##### Material for the task
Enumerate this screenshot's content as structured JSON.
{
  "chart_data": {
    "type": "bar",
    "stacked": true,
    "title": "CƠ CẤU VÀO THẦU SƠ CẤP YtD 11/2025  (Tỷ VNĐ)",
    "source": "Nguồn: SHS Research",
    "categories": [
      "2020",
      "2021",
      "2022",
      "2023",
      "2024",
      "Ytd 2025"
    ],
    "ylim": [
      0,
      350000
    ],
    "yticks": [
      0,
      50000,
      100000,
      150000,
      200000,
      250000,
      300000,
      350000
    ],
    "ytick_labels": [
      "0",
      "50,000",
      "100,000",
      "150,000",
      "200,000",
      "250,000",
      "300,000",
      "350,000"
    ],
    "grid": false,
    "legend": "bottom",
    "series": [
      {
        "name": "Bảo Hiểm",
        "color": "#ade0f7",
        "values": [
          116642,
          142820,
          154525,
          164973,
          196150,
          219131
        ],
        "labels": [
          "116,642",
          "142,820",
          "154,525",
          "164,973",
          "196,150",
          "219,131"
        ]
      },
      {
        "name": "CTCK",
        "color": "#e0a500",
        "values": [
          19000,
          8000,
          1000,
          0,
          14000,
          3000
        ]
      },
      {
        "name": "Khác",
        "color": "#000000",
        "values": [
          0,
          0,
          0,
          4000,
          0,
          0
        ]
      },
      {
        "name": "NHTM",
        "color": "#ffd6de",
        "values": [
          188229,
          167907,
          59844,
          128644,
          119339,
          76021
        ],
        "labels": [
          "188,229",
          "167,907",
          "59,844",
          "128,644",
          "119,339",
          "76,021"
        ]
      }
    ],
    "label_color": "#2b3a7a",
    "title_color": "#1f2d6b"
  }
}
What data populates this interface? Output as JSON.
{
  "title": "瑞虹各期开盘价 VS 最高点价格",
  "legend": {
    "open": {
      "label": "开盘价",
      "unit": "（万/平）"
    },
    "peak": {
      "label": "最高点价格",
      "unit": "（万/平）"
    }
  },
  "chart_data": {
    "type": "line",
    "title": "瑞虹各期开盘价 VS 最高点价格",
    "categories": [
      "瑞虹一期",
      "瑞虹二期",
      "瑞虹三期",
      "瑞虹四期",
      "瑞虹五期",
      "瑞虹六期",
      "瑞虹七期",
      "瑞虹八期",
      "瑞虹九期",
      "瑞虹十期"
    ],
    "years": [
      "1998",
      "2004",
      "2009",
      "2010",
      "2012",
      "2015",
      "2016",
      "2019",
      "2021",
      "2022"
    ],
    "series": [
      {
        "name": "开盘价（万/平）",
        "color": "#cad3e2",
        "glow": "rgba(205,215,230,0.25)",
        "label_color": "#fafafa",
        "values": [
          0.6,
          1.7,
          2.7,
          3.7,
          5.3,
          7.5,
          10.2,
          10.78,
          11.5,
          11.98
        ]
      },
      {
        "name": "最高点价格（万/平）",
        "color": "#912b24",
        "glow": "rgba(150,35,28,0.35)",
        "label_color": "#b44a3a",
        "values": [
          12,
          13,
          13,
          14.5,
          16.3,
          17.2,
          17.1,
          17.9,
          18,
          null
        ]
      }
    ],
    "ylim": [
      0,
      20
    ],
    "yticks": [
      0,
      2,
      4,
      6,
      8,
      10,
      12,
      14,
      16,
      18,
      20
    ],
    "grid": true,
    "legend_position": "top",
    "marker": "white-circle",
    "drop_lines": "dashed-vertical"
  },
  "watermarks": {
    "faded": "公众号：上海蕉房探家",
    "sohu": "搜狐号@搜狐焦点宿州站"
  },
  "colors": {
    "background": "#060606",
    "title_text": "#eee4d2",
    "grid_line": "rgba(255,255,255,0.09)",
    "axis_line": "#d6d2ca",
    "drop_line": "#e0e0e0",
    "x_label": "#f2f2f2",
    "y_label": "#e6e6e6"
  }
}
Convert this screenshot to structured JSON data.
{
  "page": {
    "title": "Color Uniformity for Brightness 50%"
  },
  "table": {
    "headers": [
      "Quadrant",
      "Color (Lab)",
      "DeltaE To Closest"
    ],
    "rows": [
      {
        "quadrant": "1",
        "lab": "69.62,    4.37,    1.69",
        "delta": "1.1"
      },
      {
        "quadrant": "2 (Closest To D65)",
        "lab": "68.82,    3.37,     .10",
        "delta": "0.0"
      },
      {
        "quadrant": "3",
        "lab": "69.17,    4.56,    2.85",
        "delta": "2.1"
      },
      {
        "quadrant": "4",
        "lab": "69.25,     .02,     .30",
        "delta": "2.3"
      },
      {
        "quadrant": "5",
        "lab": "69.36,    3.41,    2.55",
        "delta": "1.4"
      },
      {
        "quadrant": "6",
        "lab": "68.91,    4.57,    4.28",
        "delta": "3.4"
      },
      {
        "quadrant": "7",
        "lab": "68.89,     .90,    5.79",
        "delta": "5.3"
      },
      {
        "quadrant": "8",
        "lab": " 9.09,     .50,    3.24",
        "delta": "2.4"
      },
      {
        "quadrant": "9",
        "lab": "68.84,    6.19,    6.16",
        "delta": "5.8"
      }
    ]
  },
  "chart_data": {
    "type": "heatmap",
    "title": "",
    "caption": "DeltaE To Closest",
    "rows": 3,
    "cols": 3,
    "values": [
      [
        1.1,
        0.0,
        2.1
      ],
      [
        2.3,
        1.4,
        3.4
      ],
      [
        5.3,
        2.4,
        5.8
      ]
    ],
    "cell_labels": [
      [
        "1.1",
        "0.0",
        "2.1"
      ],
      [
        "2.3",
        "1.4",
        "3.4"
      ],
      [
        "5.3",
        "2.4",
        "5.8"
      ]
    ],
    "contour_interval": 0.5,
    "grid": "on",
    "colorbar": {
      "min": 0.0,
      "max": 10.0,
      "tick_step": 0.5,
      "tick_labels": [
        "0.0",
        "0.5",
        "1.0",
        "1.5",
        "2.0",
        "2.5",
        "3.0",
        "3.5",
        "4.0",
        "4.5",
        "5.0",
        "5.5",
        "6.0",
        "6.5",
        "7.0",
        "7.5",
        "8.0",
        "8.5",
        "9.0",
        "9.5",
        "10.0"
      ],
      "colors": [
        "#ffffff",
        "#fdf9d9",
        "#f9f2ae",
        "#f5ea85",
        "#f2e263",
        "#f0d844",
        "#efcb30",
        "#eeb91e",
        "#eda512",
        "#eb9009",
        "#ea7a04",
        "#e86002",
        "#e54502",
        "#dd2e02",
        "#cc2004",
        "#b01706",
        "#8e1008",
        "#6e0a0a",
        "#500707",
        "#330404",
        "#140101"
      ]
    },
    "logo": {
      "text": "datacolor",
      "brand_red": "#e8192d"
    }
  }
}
##########
_Given request:_ Print the listing above in full, exactly as it is.

_Exercise result:_
Enumerate this screenshot's content as structured JSON.
{
  "chart_data": {
    "type": "bar",
    "stacked": true,
    "title": "CƠ CẤU VÀO THẦU SƠ CẤP YtD 11/2025  (Tỷ VNĐ)",
    "source": "Nguồn: SHS Research",
    "categories": [
      "2020",
      "2021",
      "2022",
      "2023",
      "2024",
      "Ytd 2025"
    ],
    "ylim": [
      0,
      350000
    ],
    "yticks": [
      0,
      50000,
      100000,
      150000,
      200000,
      250000,
      300000,
      350000
    ],
    "ytick_labels": [
      "0",
      "50,000",
      "100,000",
      "150,000",
      "200,000",
      "250,000",
      "300,000",
      "350,000"
    ],
    "grid": false,
    "legend": "bottom",
    "series": [
      {
        "name": "Bảo Hiểm",
        "color": "#ade0f7",
        "values": [
          116642,
          142820,
          154525,
          164973,
          196150,
          219131
        ],
        "labels": [
          "116,642",
          "142,820",
          "154,525",
          "164,973",
          "196,150",
          "219,131"
        ]
      },
      {
        "name": "CTCK",
        "color": "#e0a500",
        "values": [
          19000,
          8000,
          1000,
          0,
          14000,
          3000
        ]
      },
      {
        "name": "Khác",
        "color": "#000000",
        "values": [
          0,
          0,
          0,
          4000,
          0,
          0
        ]
      },
      {
        "name": "NHTM",
        "color": "#ffd6de",
        "values": [
          188229,
          167907,
          59844,
          128644,
          119339,
          76021
        ],
        "labels": [
          "188,229",
          "167,907",
          "59,844",
          "128,644",
          "119,339",
          "76,021"
        ]
      }
    ],
    "label_color": "#2b3a7a",
    "title_color": "#1f2d6b"
  }
}
What data populates this interface? Output as JSON.
{
  "title": "瑞虹各期开盘价 VS 最高点价格",
  "legend": {
    "open": {
      "label": "开盘价",
      "unit": "（万/平）"
    },
    "peak": {
      "label": "最高点价格",
      "unit": "（万/平）"
    }
  },
  "chart_data": {
    "type": "line",
    "title": "瑞虹各期开盘价 VS 最高点价格",
    "categories": [
      "瑞虹一期",
      "瑞虹二期",
      "瑞虹三期",
      "瑞虹四期",
      "瑞虹五期",
      "瑞虹六期",
      "瑞虹七期",
      "瑞虹八期",
      "瑞虹九期",
      "瑞虹十期"
    ],
    "years": [
      "1998",
      "2004",
      "2009",
      "2010",
      "2012",
      "2015",
      "2016",
      "2019",
      "2021",
      "2022"
    ],
    "series": [
      {
        "name": "开盘价（万/平）",
        "color": "#cad3e2",
        "glow": "rgba(205,215,230,0.25)",
        "label_color": "#fafafa",
        "values": [
          0.6,
          1.7,
          2.7,
          3.7,
          5.3,
          7.5,
          10.2,
          10.78,
          11.5,
          11.98
        ]
      },
      {
        "name": "最高点价格（万/平）",
        "color": "#912b24",
        "glow": "rgba(150,35,28,0.35)",
        "label_color": "#b44a3a",
        "values": [
          12,
          13,
          13,
          14.5,
          16.3,
          17.2,
          17.1,
          17.9,
          18,
          null
        ]
      }
    ],
    "ylim": [
      0,
      20
    ],
    "yticks": [
      0,
      2,
      4,
      6,
      8,
      10,
      12,
      14,
      16,
      18,
      20
    ],
    "grid": true,
    "legend_position": "top",
    "marker": "white-circle",
    "drop_lines": "dashed-vertical"
  },
  "watermarks": {
    "faded": "公众号：上海蕉房探家",
    "sohu": "搜狐号@搜狐焦点宿州站"
  },
  "colors": {
    "background": "#060606",
    "title_text": "#eee4d2",
    "grid_line": "rgba(255,255,255,0.09)",
    "axis_line": "#d6d2ca",
    "drop_line": "#e0e0e0",
    "x_label": "#f2f2f2",
    "y_label": "#e6e6e6"
  }
}
Convert this screenshot to structured JSON data.
{
  "page": {
    "title": "Color Uniformity for Brightness 50%"
  },
  "table": {
    "headers": [
      "Quadrant",
      "Color (Lab)",
      "DeltaE To Closest"
    ],
    "rows": [
      {
        "quadrant": "1",
        "lab": "69.62,    4.37,    1.69",
        "delta": "1.1"
      },
      {
        "quadrant": "2 (Closest To D65)",
        "lab": "68.82,    3.37,     .10",
        "delta": "0.0"
      },
      {
        "quadrant": "3",
        "lab": "69.17,    4.56,    2.85",
        "delta": "2.1"
      },
      {
        "quadrant": "4",
        "lab": "69.25,     .02,     .30",
        "delta": "2.3"
      },
      {
        "quadrant": "5",
        "lab": "69.36,    3.41,    2.55",
        "delta": "1.4"
      },
      {
        "quadrant": "6",
        "lab": "68.91,    4.57,    4.28",
        "delta": "3.4"
      },
      {
        "quadrant": "7",
        "lab": "68.89,     .90,    5.79",
        "delta": "5.3"
      },
      {
        "quadrant": "8",
        "lab": " 9.09,     .50,    3.24",
        "delta": "2.4"
      },
      {
        "quadrant": "9",
        "lab": "68.84,    6.19,    6.16",
        "delta": "5.8"
      }
    ]
  },
  "chart_data": {
    "type": "heatmap",
    "title": "",
    "caption": "DeltaE To Closest",
    "rows": 3,
    "cols": 3,
    "values": [
      [
        1.1,
        0.0,
        2.1
      ],
      [
        2.3,
        1.4,
        3.4
      ],
      [
        5.3,
        2.4,
        5.8
      ]
    ],
    "cell_labels": [
      [
        "1.1",
        "0.0",
        "2.1"
      ],
      [
        "2.3",
        "1.4",
        "3.4"
      ],
      [
        "5.3",
        "2.4",
        "5.8"
      ]
    ],
    "contour_interval": 0.5,
    "grid": "on",
    "colorbar": {
      "min": 0.0,
      "max": 10.0,
      "tick_step": 0.5,
      "tick_labels": [
        "0.0",
        "0.5",
        "1.0",
        "1.5",
        "2.0",
        "2.5",
        "3.0",
        "3.5",
        "4.0",
        "4.5",
        "5.0",
        "5.5",
        "6.0",
        "6.5",
        "7.0",
        "7.5",
        "8.0",
        "8.5",
        "9.0",
        "9.5",
        "10.0"
      ],
      "colors": [
        "#ffffff",
        "#fdf9d9",
        "#f9f2ae",
        "#f5ea85",
        "#f2e263",
        "#f0d844",
        "#efcb30",
        "#eeb91e",
        "#eda512",
        "#eb9009",
        "#ea7a04",
        "#e86002",
        "#e54502",
        "#dd2e02",
        "#cc2004",
        "#b01706",
        "#8e1008",
        "#6e0a0a",
        "#500707",
        "#330404",
        "#140101"
      ]
    },
    "logo": {
      "text": "datacolor",
      "brand_red": "#e8192d"
    }
  }
}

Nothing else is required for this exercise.